## What is expected
Print the entries that appear below, exactly as written and without their pictures.

---------- Entries supplied ----------

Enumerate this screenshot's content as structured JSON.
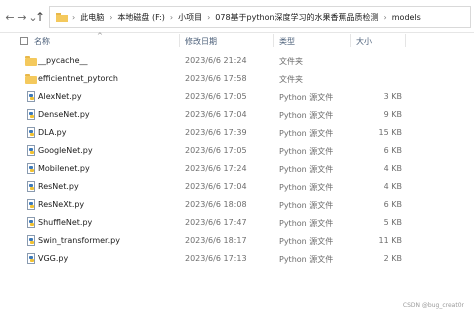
{
  "nav": {
    "back_icon": "←",
    "forward_icon": "→",
    "recent_icon": "⌄",
    "up_icon": "↑"
  },
  "breadcrumbs": [
    {
      "label": "此电脑"
    },
    {
      "label": "本地磁盘 (F:)"
    },
    {
      "label": "小项目"
    },
    {
      "label": "078基于python深度学习的水果香蕉品质检测"
    },
    {
      "label": "models"
    }
  ],
  "breadcrumb_separator": "›",
  "columns": {
    "name": "名称",
    "date": "修改日期",
    "type": "类型",
    "size": "大小"
  },
  "files": [
    {
      "name": "__pycache__",
      "date": "2023/6/6 21:24",
      "type": "文件夹",
      "size": "",
      "kind": "folder"
    },
    {
      "name": "efficientnet_pytorch",
      "date": "2023/6/6 17:58",
      "type": "文件夹",
      "size": "",
      "kind": "folder"
    },
    {
      "name": "AlexNet.py",
      "date": "2023/6/6 17:05",
      "type": "Python 源文件",
      "size": "3 KB",
      "kind": "py"
    },
    {
      "name": "DenseNet.py",
      "date": "2023/6/6 17:04",
      "type": "Python 源文件",
      "size": "9 KB",
      "kind": "py"
    },
    {
      "name": "DLA.py",
      "date": "2023/6/6 17:39",
      "type": "Python 源文件",
      "size": "15 KB",
      "kind": "py"
    },
    {
      "name": "GoogleNet.py",
      "date": "2023/6/6 17:05",
      "type": "Python 源文件",
      "size": "6 KB",
      "kind": "py"
    },
    {
      "name": "Mobilenet.py",
      "date": "2023/6/6 17:24",
      "type": "Python 源文件",
      "size": "4 KB",
      "kind": "py"
    },
    {
      "name": "ResNet.py",
      "date": "2023/6/6 17:04",
      "type": "Python 源文件",
      "size": "4 KB",
      "kind": "py"
    },
    {
      "name": "ResNeXt.py",
      "date": "2023/6/6 18:08",
      "type": "Python 源文件",
      "size": "6 KB",
      "kind": "py"
    },
    {
      "name": "ShuffleNet.py",
      "date": "2023/6/6 17:47",
      "type": "Python 源文件",
      "size": "5 KB",
      "kind": "py"
    },
    {
      "name": "Swin_transformer.py",
      "date": "2023/6/6 18:17",
      "type": "Python 源文件",
      "size": "11 KB",
      "kind": "py"
    },
    {
      "name": "VGG.py",
      "date": "2023/6/6 17:13",
      "type": "Python 源文件",
      "size": "2 KB",
      "kind": "py"
    }
  ],
  "watermark": "CSDN @bug_creat0r"
}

----------

## Answer to this exercise
Enumerate this screenshot's content as structured JSON.
{
  "nav": {
    "back_icon": "←",
    "forward_icon": "→",
    "recent_icon": "⌄",
    "up_icon": "↑"
  },
  "breadcrumbs": [
    {
      "label": "此电脑"
    },
    {
      "label": "本地磁盘 (F:)"
    },
    {
      "label": "小项目"
    },
    {
      "label": "078基于python深度学习的水果香蕉品质检测"
    },
    {
      "label": "models"
    }
  ],
  "breadcrumb_separator": "›",
  "columns": {
    "name": "名称",
    "date": "修改日期",
    "type": "类型",
    "size": "大小"
  },
  "files": [
    {
      "name": "__pycache__",
      "date": "2023/6/6 21:24",
      "type": "文件夹",
      "size": "",
      "kind": "folder"
    },
    {
      "name": "efficientnet_pytorch",
      "date": "2023/6/6 17:58",
      "type": "文件夹",
      "size": "",
      "kind": "folder"
    },
    {
      "name": "AlexNet.py",
      "date": "2023/6/6 17:05",
      "type": "Python 源文件",
      "size": "3 KB",
      "kind": "py"
    },
    {
      "name": "DenseNet.py",
      "date": "2023/6/6 17:04",
      "type": "Python 源文件",
      "size": "9 KB",
      "kind": "py"
    },
    {
      "name": "DLA.py",
      "date": "2023/6/6 17:39",
      "type": "Python 源文件",
      "size": "15 KB",
      "kind": "py"
    },
    {
      "name": "GoogleNet.py",
      "date": "2023/6/6 17:05",
      "type": "Python 源文件",
      "size": "6 KB",
      "kind": "py"
    },
    {
      "name": "Mobilenet.py",
      "date": "2023/6/6 17:24",
      "type": "Python 源文件",
      "size": "4 KB",
      "kind": "py"
    },
    {
      "name": "ResNet.py",
      "date": "2023/6/6 17:04",
      "type": "Python 源文件",
      "size": "4 KB",
      "kind": "py"
    },
    {
      "name": "ResNeXt.py",
      "date": "2023/6/6 18:08",
      "type": "Python 源文件",
      "size": "6 KB",
      "kind": "py"
    },
    {
      "name": "ShuffleNet.py",
      "date": "2023/6/6 17:47",
      "type": "Python 源文件",
      "size": "5 KB",
      "kind": "py"
    },
    {
      "name": "Swin_transformer.py",
      "date": "2023/6/6 18:17",
      "type": "Python 源文件",
      "size": "11 KB",
      "kind": "py"
    },
    {
      "name": "VGG.py",
      "date": "2023/6/6 17:13",
      "type": "Python 源文件",
      "size": "2 KB",
      "kind": "py"
    }
  ],
  "watermark": "CSDN @bug_creat0r"
}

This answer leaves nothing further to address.